Requirement → Every entry below should be repeated exactly; the pictures should not.
[BEGIN Records for processing]
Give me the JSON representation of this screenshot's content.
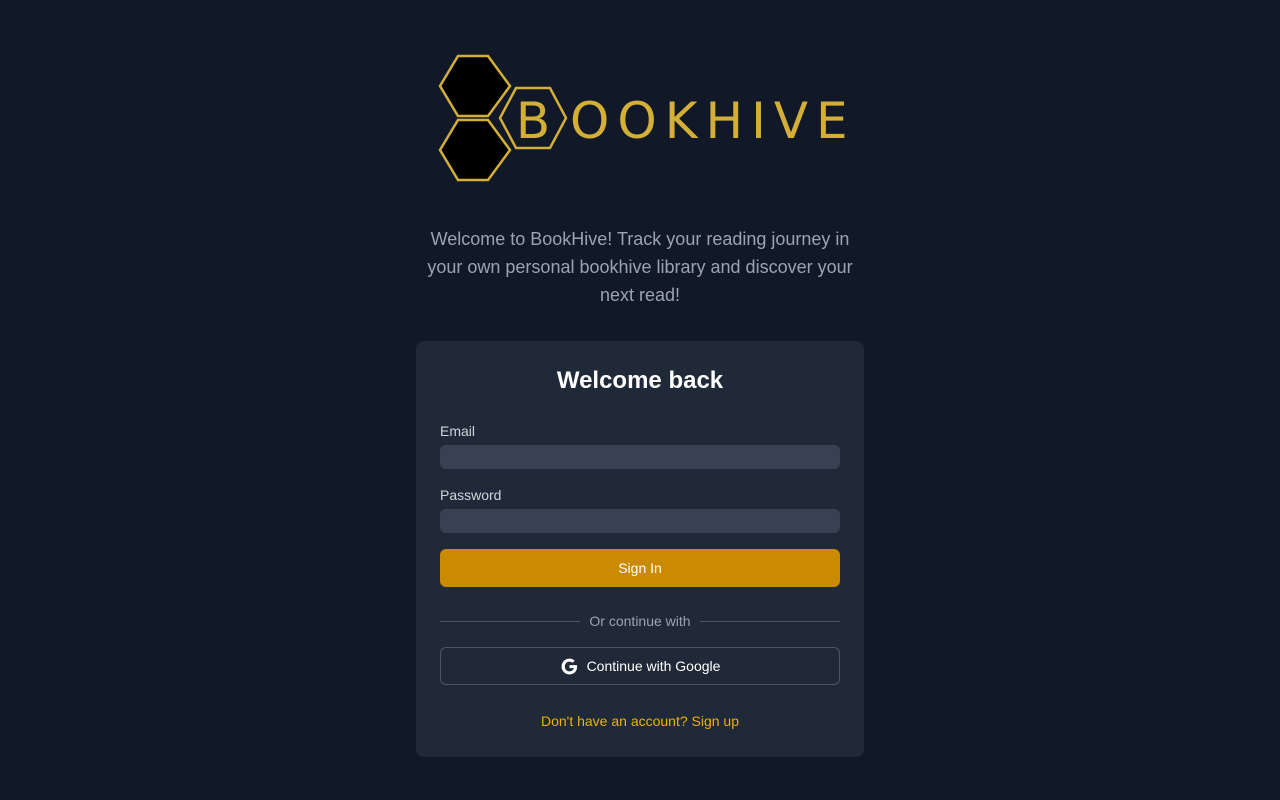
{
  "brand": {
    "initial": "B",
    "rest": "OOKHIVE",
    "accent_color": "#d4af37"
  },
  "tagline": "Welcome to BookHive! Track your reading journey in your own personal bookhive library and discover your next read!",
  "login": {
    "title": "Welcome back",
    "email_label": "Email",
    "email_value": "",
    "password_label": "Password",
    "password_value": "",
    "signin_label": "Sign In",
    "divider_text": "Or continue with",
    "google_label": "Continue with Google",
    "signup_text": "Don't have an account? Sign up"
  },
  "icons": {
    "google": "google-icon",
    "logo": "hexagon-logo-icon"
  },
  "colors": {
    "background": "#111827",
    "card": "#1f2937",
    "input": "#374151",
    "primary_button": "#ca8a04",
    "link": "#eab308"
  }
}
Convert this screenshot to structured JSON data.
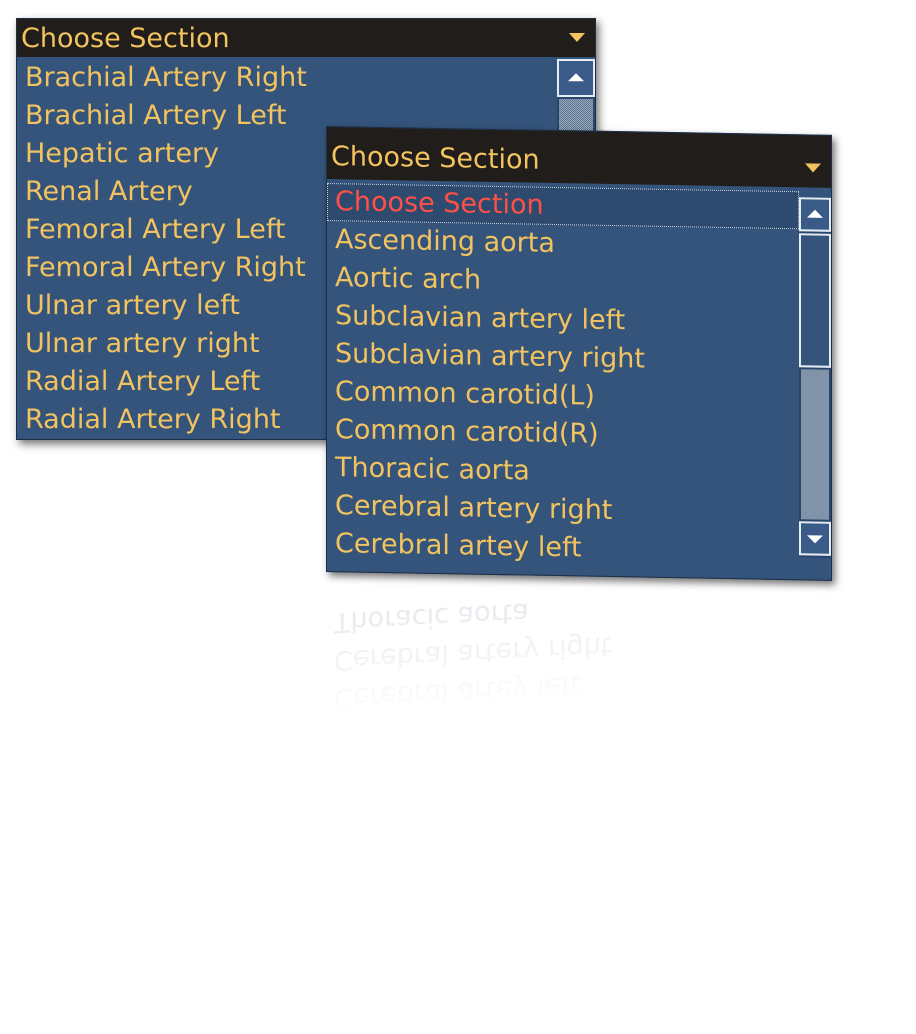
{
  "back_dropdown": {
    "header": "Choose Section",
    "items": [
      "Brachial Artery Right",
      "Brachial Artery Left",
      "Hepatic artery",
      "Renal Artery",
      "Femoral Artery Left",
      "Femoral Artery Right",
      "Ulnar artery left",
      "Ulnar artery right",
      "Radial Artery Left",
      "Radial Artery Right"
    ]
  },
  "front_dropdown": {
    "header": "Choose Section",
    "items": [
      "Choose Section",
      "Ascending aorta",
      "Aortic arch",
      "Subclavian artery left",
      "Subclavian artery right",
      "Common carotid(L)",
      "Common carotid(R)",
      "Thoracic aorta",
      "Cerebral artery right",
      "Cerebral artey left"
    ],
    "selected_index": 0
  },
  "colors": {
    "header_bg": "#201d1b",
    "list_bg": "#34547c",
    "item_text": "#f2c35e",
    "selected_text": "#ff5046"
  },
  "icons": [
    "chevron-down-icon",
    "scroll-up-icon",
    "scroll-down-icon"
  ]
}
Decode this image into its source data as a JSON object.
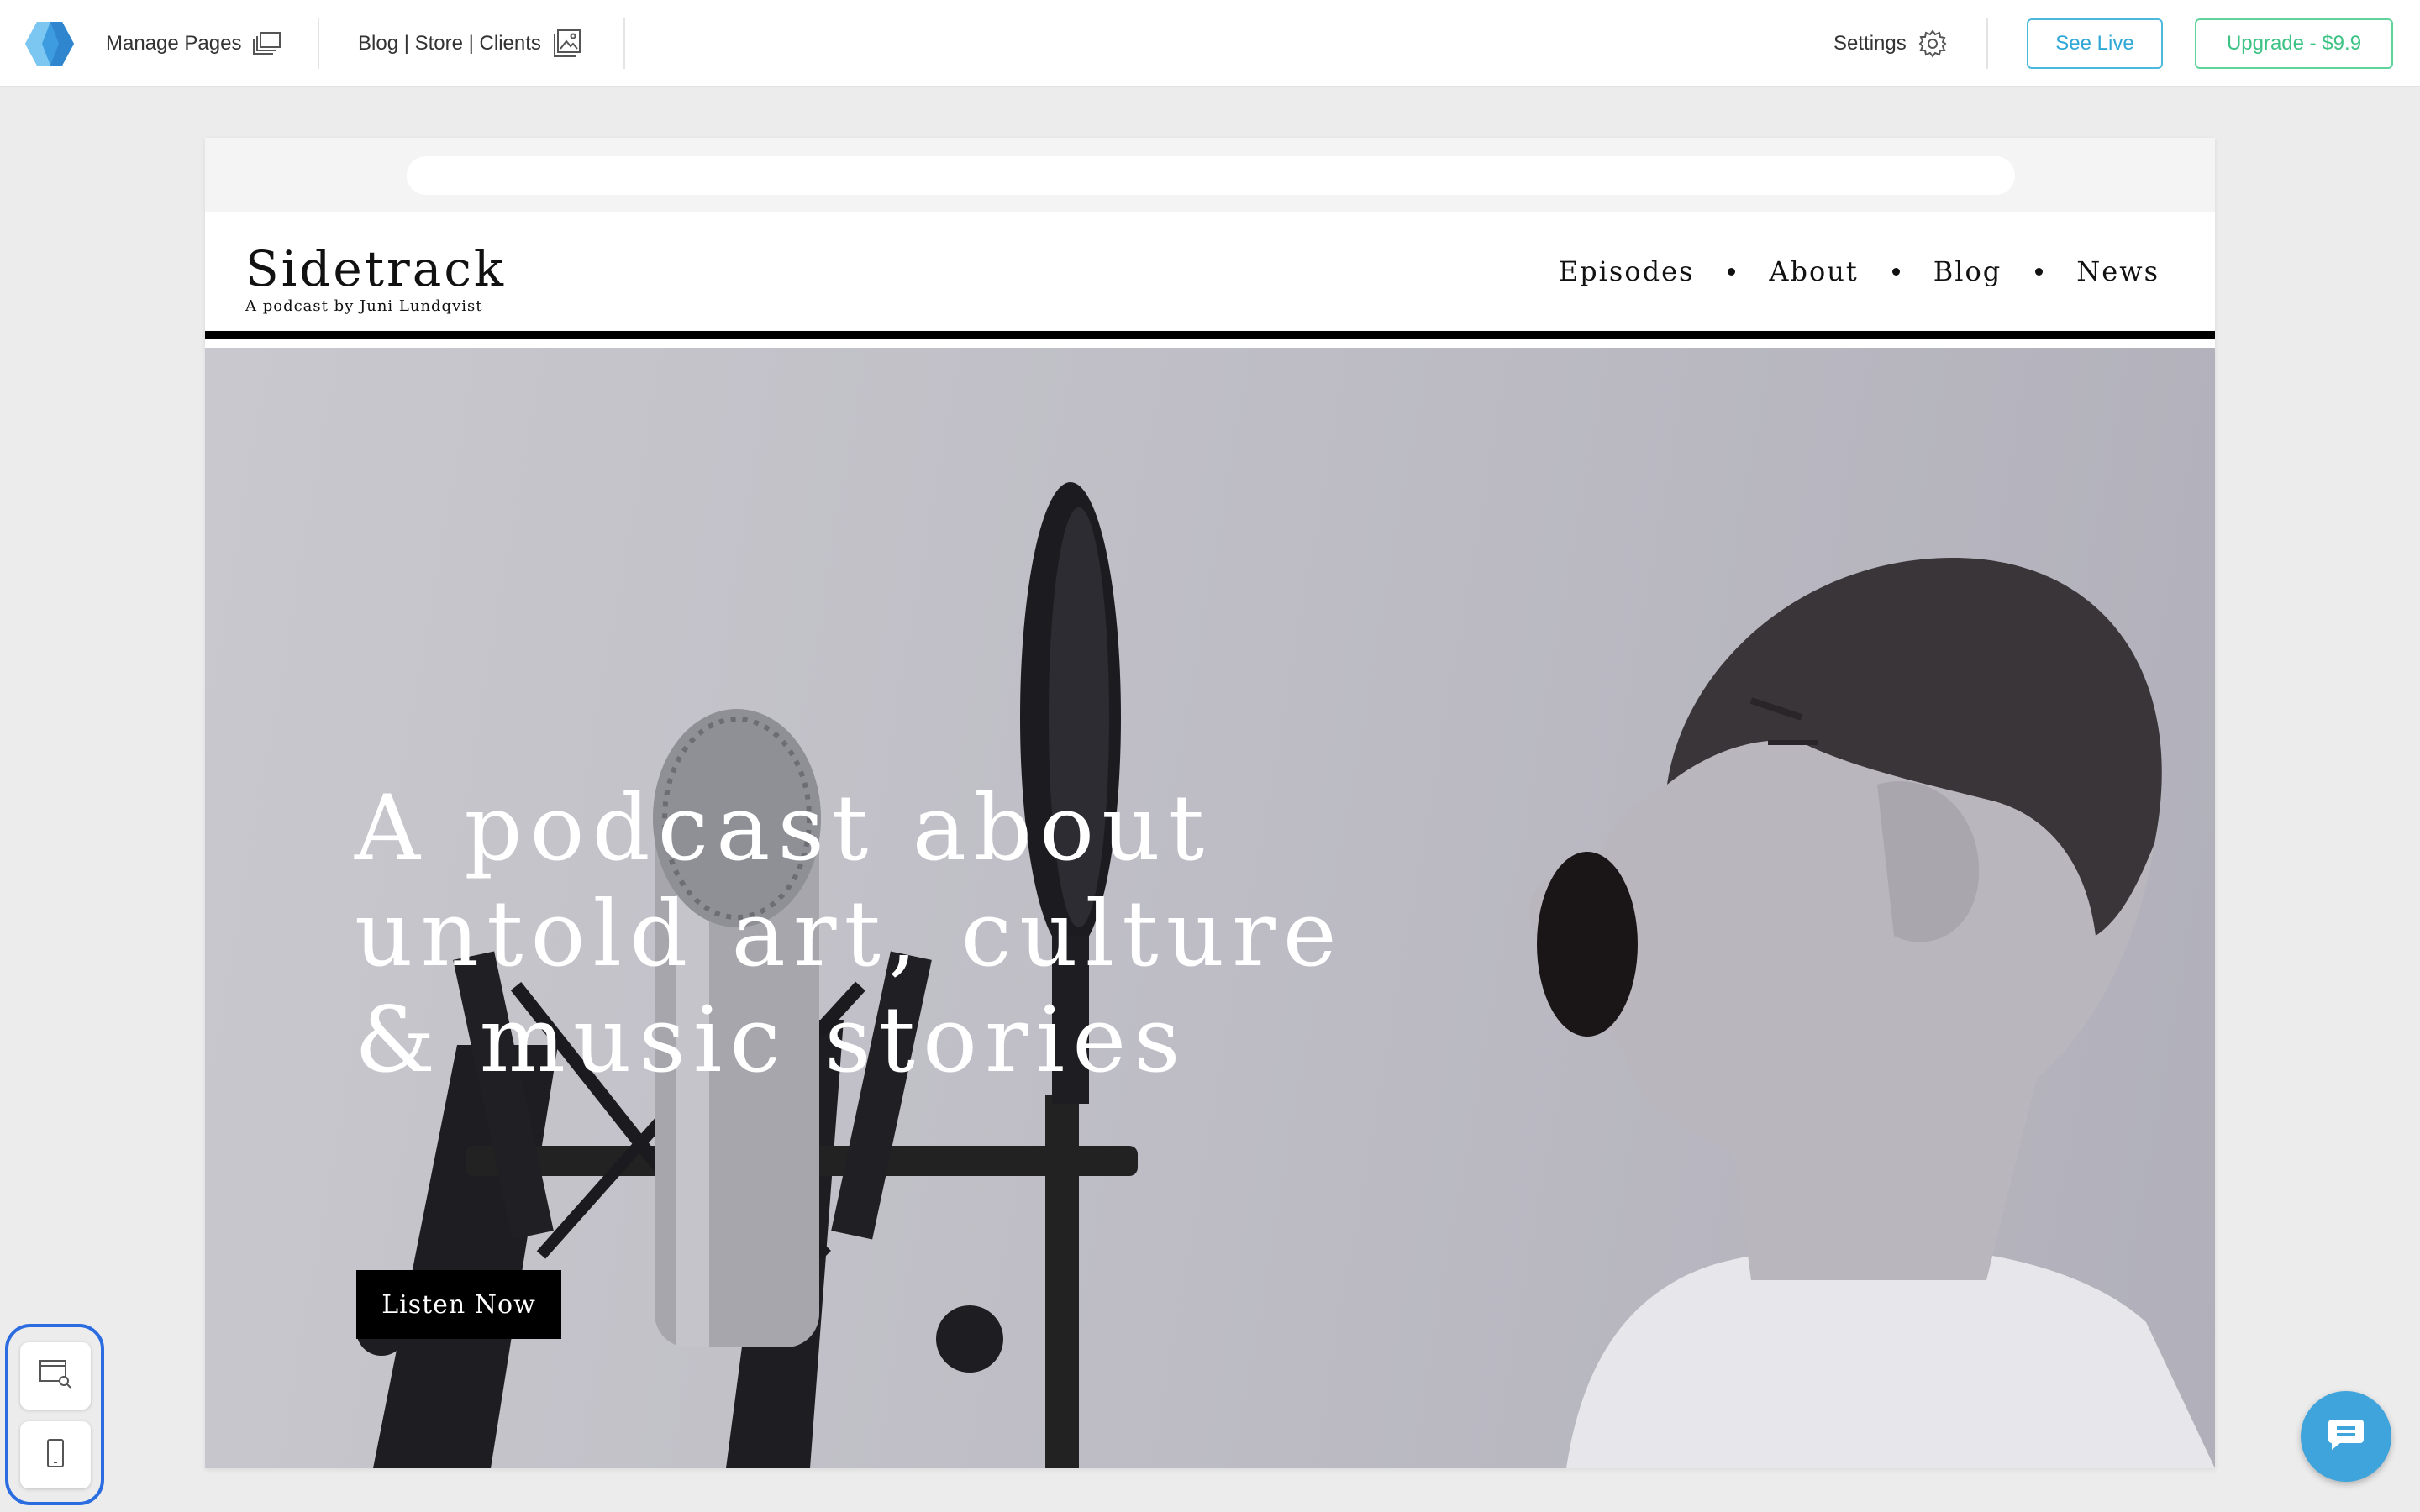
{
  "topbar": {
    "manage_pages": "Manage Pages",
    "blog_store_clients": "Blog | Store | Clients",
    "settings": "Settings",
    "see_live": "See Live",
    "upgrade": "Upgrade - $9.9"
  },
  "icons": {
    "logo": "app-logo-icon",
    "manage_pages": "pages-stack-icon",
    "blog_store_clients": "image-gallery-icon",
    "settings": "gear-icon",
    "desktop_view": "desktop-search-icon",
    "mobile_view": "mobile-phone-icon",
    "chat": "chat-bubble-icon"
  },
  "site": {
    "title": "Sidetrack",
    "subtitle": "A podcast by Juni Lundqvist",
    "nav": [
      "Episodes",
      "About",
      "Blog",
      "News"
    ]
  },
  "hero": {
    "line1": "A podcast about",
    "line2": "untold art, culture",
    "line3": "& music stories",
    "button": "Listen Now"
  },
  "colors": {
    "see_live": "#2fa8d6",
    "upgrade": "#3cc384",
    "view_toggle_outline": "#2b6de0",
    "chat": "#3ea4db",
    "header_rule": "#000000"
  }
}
[END Records for processing]
Answer to the task →
Give me the JSON representation of this screenshot's content.
{
  "brand": {
    "initial": "B",
    "rest": "OOKHIVE",
    "accent_color": "#d4af37"
  },
  "tagline": "Welcome to BookHive! Track your reading journey in your own personal bookhive library and discover your next read!",
  "login": {
    "title": "Welcome back",
    "email_label": "Email",
    "email_value": "",
    "password_label": "Password",
    "password_value": "",
    "signin_label": "Sign In",
    "divider_text": "Or continue with",
    "google_label": "Continue with Google",
    "signup_text": "Don't have an account? Sign up"
  },
  "icons": {
    "google": "google-icon",
    "logo": "hexagon-logo-icon"
  },
  "colors": {
    "background": "#111827",
    "card": "#1f2937",
    "input": "#374151",
    "primary_button": "#ca8a04",
    "link": "#eab308"
  }
}
Convert this screenshot to structured JSON data.
{
  "back_dropdown": {
    "header": "Choose Section",
    "items": [
      "Brachial Artery Right",
      "Brachial Artery Left",
      "Hepatic artery",
      "Renal Artery",
      "Femoral Artery Left",
      "Femoral Artery Right",
      "Ulnar artery left",
      "Ulnar artery right",
      "Radial Artery Left",
      "Radial Artery Right"
    ]
  },
  "front_dropdown": {
    "header": "Choose Section",
    "items": [
      "Choose Section",
      "Ascending aorta",
      "Aortic arch",
      "Subclavian artery left",
      "Subclavian artery right",
      "Common carotid(L)",
      "Common carotid(R)",
      "Thoracic aorta",
      "Cerebral artery right",
      "Cerebral artey left"
    ],
    "selected_index": 0
  },
  "colors": {
    "header_bg": "#201d1b",
    "list_bg": "#34547c",
    "item_text": "#f2c35e",
    "selected_text": "#ff5046"
  },
  "icons": [
    "chevron-down-icon",
    "scroll-up-icon",
    "scroll-down-icon"
  ]
}
Decode this image into its source data as a JSON object.
{
  "topbar": {
    "manage_pages": "Manage Pages",
    "blog_store_clients": "Blog | Store | Clients",
    "settings": "Settings",
    "see_live": "See Live",
    "upgrade": "Upgrade - $9.9"
  },
  "icons": {
    "logo": "app-logo-icon",
    "manage_pages": "pages-stack-icon",
    "blog_store_clients": "image-gallery-icon",
    "settings": "gear-icon",
    "desktop_view": "desktop-search-icon",
    "mobile_view": "mobile-phone-icon",
    "chat": "chat-bubble-icon"
  },
  "site": {
    "title": "Sidetrack",
    "subtitle": "A podcast by Juni Lundqvist",
    "nav": [
      "Episodes",
      "About",
      "Blog",
      "News"
    ]
  },
  "hero": {
    "line1": "A podcast about",
    "line2": "untold art, culture",
    "line3": "& music stories",
    "button": "Listen Now"
  },
  "colors": {
    "see_live": "#2fa8d6",
    "upgrade": "#3cc384",
    "view_toggle_outline": "#2b6de0",
    "chat": "#3ea4db",
    "header_rule": "#000000"
  }
}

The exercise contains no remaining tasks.